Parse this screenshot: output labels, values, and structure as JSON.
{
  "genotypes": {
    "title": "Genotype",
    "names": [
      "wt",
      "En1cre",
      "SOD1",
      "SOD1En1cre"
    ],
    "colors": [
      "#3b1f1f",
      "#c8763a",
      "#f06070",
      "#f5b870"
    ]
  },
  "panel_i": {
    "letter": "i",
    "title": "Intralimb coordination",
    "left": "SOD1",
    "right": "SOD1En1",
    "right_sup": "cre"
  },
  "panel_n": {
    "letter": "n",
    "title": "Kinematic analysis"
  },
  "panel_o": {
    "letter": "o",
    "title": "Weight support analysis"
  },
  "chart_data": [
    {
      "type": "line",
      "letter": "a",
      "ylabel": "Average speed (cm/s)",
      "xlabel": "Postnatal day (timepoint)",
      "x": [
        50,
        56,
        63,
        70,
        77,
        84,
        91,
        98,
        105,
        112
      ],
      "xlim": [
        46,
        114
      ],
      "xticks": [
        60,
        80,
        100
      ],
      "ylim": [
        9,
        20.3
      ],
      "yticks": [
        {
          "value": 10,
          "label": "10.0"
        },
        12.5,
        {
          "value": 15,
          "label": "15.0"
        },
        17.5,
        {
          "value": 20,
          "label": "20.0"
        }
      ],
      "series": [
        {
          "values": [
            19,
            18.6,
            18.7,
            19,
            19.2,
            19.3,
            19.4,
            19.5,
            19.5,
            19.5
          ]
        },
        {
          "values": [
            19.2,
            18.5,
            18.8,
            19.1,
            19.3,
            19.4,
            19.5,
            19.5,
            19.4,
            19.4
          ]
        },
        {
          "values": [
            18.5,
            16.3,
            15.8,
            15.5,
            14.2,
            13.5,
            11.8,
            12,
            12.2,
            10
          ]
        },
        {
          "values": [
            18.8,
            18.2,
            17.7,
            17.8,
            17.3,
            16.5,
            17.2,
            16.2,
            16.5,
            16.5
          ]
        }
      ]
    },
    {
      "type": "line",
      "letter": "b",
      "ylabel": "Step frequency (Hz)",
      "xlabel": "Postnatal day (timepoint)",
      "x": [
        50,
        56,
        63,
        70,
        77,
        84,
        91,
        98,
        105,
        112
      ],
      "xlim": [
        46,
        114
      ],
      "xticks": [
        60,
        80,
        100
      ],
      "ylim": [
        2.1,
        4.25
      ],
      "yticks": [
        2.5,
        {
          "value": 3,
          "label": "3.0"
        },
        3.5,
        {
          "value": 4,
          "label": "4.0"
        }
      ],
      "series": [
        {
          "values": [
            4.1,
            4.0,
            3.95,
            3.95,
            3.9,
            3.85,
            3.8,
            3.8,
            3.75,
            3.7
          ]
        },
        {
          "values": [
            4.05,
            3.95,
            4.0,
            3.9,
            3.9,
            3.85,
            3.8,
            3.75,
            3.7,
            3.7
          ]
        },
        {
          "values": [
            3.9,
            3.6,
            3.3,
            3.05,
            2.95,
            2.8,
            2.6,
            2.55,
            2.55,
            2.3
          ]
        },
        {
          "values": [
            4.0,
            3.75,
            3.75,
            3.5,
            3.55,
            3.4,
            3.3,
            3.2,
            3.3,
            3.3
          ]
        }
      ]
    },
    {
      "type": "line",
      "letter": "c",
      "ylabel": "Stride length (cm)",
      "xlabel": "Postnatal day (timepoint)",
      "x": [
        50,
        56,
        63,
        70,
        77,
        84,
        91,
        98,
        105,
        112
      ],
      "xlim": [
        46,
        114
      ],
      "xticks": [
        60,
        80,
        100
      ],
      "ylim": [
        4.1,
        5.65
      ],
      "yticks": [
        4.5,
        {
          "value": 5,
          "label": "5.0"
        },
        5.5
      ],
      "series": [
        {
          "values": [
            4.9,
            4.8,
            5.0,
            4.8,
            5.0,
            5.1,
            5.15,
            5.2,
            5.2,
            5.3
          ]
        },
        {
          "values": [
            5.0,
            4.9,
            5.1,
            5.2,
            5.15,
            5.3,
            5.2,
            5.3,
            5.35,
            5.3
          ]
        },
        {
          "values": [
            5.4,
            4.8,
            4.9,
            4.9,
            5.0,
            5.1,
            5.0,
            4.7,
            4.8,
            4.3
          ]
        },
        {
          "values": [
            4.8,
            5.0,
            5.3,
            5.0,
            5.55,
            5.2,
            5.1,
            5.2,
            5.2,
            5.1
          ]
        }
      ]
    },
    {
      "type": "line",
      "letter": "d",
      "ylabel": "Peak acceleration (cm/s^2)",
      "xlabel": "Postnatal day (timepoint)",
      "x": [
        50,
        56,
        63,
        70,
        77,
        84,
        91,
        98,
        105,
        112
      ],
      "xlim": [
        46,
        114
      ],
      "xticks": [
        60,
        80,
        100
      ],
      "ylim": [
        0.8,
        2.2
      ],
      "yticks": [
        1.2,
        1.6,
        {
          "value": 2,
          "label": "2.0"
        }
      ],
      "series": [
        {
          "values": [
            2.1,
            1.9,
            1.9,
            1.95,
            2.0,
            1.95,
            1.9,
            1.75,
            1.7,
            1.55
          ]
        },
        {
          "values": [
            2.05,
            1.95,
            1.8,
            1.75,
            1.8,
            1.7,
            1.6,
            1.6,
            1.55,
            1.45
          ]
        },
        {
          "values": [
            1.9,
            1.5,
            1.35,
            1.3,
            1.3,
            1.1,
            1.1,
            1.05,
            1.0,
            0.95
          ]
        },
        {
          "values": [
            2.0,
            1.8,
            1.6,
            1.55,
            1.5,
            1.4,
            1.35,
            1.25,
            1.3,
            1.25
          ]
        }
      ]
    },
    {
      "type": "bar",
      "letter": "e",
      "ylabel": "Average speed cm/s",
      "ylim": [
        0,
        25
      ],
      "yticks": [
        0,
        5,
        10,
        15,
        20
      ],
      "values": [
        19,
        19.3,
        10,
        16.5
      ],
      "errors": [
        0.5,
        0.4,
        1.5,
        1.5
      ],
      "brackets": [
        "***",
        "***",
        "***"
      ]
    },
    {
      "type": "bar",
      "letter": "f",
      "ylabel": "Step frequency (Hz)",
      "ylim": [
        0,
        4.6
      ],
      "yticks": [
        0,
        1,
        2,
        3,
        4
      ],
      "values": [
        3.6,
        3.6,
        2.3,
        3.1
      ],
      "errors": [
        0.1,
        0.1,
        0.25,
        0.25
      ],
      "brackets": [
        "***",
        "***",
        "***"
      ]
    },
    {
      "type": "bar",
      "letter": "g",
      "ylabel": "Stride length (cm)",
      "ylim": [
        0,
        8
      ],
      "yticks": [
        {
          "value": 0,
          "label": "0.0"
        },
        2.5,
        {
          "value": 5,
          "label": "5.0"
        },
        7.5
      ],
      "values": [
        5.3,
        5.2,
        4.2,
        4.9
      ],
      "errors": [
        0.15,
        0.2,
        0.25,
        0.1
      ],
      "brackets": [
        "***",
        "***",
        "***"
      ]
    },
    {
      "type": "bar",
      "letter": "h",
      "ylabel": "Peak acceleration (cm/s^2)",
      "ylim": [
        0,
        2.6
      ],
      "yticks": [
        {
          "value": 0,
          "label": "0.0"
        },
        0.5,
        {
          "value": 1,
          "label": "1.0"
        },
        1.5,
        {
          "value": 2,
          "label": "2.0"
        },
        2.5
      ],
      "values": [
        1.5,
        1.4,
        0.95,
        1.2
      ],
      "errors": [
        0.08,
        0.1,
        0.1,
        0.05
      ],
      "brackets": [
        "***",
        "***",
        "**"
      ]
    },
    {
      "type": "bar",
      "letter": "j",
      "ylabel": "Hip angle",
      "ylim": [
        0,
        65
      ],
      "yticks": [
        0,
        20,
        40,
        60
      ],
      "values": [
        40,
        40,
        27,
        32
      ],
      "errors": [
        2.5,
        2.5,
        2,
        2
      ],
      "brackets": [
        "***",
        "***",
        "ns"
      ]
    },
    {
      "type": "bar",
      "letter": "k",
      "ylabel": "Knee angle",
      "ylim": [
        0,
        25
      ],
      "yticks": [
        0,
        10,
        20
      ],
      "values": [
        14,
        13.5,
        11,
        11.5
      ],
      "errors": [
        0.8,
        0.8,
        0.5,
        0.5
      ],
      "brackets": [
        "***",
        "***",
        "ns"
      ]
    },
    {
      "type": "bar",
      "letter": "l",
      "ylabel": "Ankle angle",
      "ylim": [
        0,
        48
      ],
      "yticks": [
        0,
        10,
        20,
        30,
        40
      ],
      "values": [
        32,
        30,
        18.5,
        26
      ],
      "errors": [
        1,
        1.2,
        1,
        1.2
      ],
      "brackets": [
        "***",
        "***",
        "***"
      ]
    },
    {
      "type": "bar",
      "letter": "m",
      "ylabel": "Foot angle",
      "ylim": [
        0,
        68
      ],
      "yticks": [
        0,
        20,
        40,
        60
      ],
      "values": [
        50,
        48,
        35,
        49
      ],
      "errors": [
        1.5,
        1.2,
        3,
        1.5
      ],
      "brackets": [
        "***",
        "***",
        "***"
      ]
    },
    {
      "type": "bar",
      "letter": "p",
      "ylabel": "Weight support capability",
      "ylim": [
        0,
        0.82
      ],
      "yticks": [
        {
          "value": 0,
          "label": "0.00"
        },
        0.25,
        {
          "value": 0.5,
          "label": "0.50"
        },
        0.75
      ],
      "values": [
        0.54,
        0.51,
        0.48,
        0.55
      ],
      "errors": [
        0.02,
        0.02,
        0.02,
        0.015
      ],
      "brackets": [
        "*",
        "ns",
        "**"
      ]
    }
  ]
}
====================
_Exercise requirements_.
Select and copy every line of the listing with the word "angle".

_Task solution_.
      "ylabel": "Hip angle",
      "ylabel": "Knee angle",
      "ylabel": "Ankle angle",
      "ylabel": "Foot angle",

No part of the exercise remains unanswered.